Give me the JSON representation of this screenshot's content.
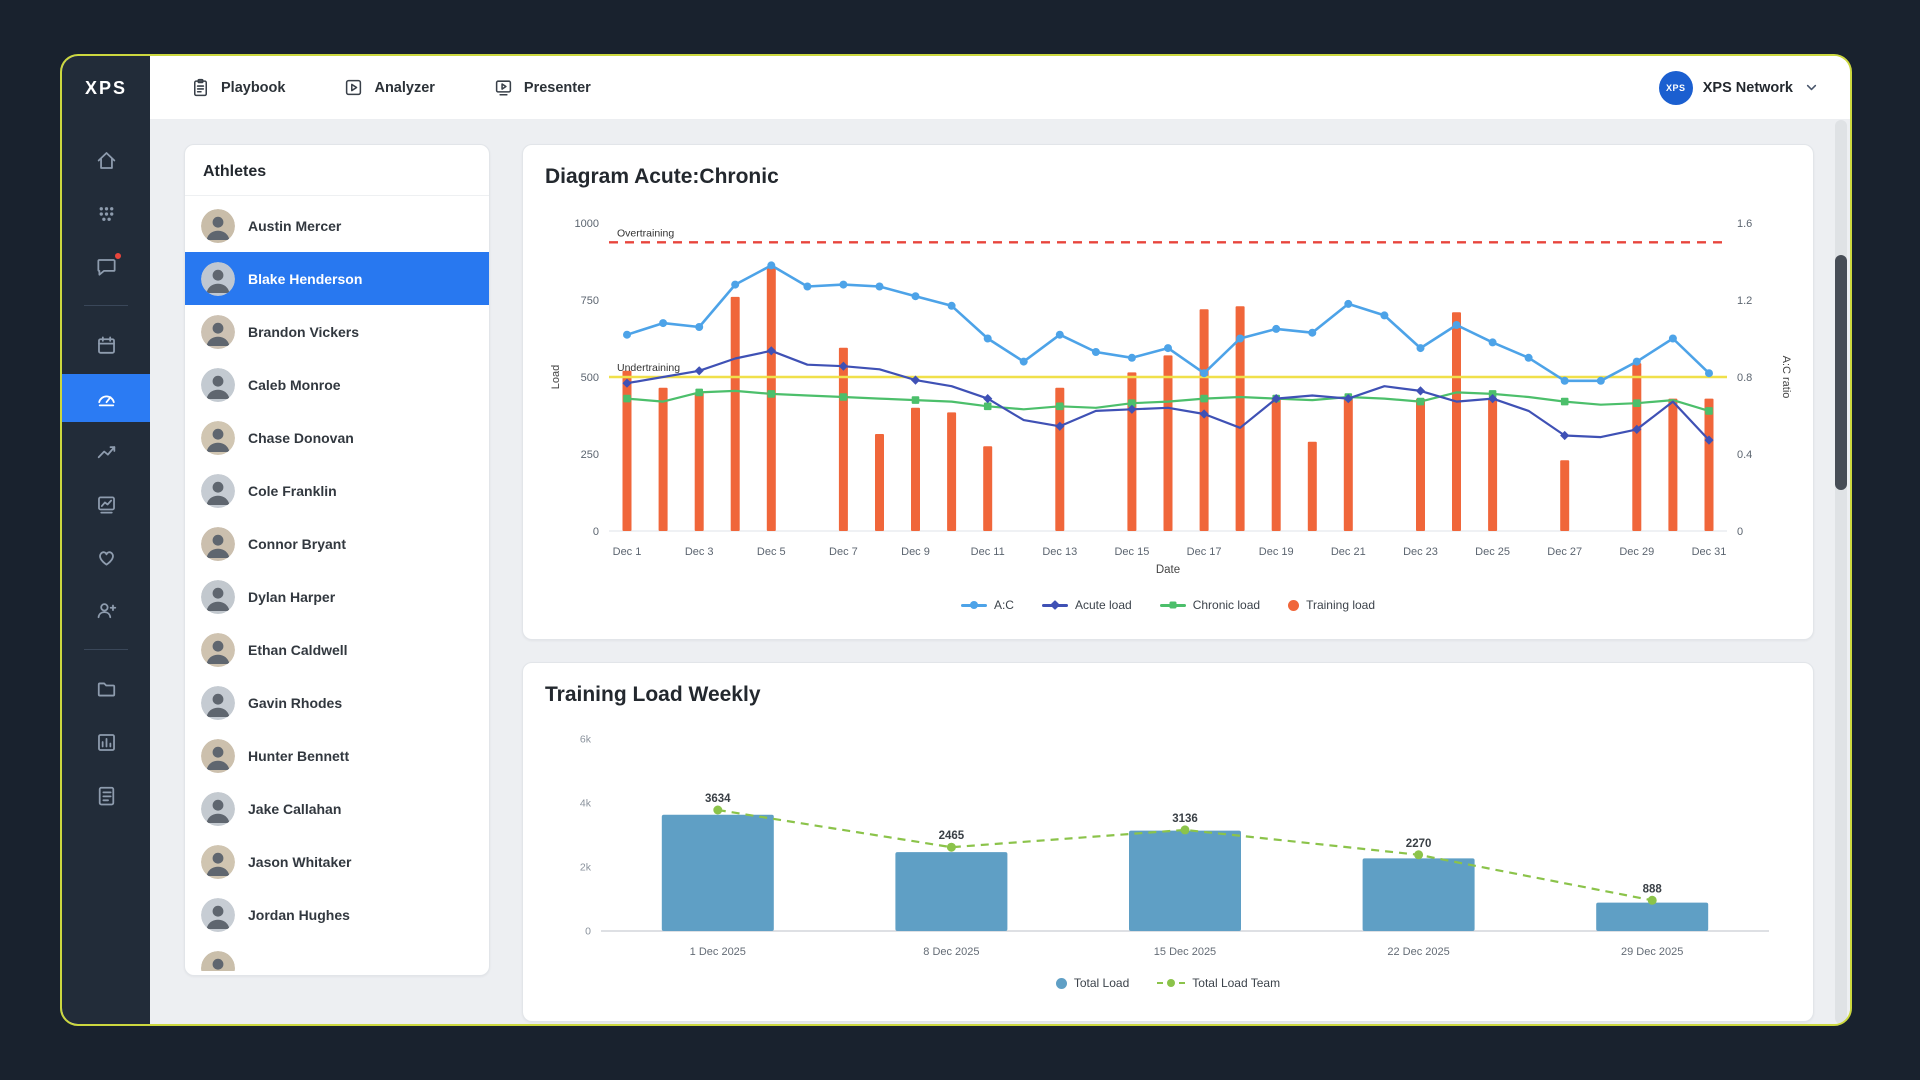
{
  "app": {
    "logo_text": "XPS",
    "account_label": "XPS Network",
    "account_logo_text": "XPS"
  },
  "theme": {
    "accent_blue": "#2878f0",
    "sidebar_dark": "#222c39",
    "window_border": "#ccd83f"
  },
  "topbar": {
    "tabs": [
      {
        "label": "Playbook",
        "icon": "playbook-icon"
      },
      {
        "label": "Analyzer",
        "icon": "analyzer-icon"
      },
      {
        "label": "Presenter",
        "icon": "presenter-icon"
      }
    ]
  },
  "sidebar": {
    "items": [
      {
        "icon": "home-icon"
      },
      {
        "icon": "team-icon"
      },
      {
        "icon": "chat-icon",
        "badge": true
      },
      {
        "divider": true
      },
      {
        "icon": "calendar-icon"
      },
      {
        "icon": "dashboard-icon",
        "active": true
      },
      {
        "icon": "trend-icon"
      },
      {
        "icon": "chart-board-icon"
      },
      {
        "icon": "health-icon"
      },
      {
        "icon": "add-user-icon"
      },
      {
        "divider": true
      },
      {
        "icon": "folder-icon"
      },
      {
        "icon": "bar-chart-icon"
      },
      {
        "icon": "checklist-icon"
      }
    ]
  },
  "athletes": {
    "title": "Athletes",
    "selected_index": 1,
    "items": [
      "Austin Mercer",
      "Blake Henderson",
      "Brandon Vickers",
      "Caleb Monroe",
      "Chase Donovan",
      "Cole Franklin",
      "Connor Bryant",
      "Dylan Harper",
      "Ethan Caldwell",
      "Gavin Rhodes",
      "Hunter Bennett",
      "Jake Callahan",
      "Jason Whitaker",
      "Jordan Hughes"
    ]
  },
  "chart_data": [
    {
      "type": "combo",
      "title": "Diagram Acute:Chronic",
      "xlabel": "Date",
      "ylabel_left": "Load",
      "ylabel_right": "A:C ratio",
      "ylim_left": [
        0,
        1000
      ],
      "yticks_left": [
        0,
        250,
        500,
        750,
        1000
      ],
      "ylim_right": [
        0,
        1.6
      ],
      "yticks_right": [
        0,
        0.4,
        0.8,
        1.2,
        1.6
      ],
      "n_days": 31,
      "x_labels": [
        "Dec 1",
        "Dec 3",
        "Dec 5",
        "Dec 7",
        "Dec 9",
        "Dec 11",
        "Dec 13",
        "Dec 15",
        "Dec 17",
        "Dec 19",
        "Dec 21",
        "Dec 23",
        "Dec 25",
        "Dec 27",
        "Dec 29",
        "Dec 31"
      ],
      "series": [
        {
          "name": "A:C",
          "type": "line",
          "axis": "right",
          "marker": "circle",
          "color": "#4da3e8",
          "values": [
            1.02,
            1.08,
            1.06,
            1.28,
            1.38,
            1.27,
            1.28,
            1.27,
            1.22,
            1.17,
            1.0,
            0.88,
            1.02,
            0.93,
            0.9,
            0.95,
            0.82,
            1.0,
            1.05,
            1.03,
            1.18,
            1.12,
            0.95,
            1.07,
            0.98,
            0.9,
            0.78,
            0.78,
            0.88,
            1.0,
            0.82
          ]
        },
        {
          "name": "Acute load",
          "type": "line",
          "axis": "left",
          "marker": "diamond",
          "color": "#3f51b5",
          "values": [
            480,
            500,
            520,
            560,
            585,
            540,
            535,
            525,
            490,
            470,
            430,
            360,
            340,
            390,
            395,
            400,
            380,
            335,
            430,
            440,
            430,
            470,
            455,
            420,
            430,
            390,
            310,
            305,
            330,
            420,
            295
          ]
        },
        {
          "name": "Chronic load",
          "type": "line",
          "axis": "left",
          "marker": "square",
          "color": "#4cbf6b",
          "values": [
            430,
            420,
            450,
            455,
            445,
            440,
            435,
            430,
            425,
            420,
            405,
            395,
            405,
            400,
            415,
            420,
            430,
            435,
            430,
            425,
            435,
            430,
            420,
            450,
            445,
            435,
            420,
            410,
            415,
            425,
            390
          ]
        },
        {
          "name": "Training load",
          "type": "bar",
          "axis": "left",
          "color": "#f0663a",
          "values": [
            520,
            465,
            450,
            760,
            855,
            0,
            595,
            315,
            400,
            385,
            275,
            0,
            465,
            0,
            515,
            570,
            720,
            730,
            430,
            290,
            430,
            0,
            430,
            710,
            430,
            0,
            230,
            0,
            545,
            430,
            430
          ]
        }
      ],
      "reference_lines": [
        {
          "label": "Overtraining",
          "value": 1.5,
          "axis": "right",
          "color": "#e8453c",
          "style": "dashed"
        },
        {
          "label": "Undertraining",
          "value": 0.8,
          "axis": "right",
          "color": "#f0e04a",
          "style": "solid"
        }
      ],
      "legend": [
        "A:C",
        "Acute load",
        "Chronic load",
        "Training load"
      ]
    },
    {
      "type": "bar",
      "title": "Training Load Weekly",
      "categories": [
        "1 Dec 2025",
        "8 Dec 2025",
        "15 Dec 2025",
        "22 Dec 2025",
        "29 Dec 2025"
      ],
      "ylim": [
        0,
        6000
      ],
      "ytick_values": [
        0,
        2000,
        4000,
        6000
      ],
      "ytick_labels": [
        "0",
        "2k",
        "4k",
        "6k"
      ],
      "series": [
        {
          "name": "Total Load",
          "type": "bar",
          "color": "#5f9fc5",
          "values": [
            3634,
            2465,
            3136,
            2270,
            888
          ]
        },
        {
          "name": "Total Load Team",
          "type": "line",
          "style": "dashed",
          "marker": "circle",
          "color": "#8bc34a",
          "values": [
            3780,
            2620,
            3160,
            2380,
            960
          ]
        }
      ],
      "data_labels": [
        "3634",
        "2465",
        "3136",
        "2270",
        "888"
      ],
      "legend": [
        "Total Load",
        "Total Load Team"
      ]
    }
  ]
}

----

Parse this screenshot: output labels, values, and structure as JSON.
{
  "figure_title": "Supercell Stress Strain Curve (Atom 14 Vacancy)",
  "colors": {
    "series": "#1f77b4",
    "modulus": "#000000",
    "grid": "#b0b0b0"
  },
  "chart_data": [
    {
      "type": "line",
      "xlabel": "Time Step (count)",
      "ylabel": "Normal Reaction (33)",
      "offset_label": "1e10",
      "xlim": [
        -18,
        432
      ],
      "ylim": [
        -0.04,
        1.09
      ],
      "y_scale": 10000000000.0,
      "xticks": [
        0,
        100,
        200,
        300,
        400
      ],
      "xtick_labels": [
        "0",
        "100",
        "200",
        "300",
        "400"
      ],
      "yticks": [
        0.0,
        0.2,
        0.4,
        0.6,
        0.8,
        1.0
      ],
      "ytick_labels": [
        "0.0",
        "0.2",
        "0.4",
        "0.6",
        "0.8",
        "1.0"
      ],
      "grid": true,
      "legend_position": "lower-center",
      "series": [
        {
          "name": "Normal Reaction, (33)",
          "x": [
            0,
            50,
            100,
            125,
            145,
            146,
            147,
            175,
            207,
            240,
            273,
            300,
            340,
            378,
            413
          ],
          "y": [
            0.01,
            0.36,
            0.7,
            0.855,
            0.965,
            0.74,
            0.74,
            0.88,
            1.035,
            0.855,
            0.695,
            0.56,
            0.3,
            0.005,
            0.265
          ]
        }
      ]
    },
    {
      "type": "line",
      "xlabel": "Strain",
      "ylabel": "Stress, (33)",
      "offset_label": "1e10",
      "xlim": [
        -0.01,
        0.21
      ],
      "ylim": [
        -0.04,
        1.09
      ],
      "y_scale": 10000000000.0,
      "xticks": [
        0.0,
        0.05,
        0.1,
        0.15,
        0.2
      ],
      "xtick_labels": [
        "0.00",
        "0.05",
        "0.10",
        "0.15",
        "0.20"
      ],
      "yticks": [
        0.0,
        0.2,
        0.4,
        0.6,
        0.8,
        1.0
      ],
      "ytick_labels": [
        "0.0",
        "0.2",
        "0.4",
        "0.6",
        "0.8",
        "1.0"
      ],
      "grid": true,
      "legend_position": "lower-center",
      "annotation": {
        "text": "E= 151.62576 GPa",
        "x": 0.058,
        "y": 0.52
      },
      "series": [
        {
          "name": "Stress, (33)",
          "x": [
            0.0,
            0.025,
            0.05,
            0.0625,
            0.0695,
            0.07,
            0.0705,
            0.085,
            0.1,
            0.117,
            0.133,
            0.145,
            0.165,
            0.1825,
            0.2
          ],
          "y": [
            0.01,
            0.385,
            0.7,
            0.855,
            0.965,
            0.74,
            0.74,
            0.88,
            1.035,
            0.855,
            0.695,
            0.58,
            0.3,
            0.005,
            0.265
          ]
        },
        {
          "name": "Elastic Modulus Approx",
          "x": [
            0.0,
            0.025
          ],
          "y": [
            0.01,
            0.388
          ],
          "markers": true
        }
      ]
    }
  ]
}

----

**Required task**
Which lines hold the word "JSON"? Show each one.

**Result of this exercise**
Give me the JSON representation of this screenshot's content.
Parse this screenshot: output labels, values, and structure as JSON.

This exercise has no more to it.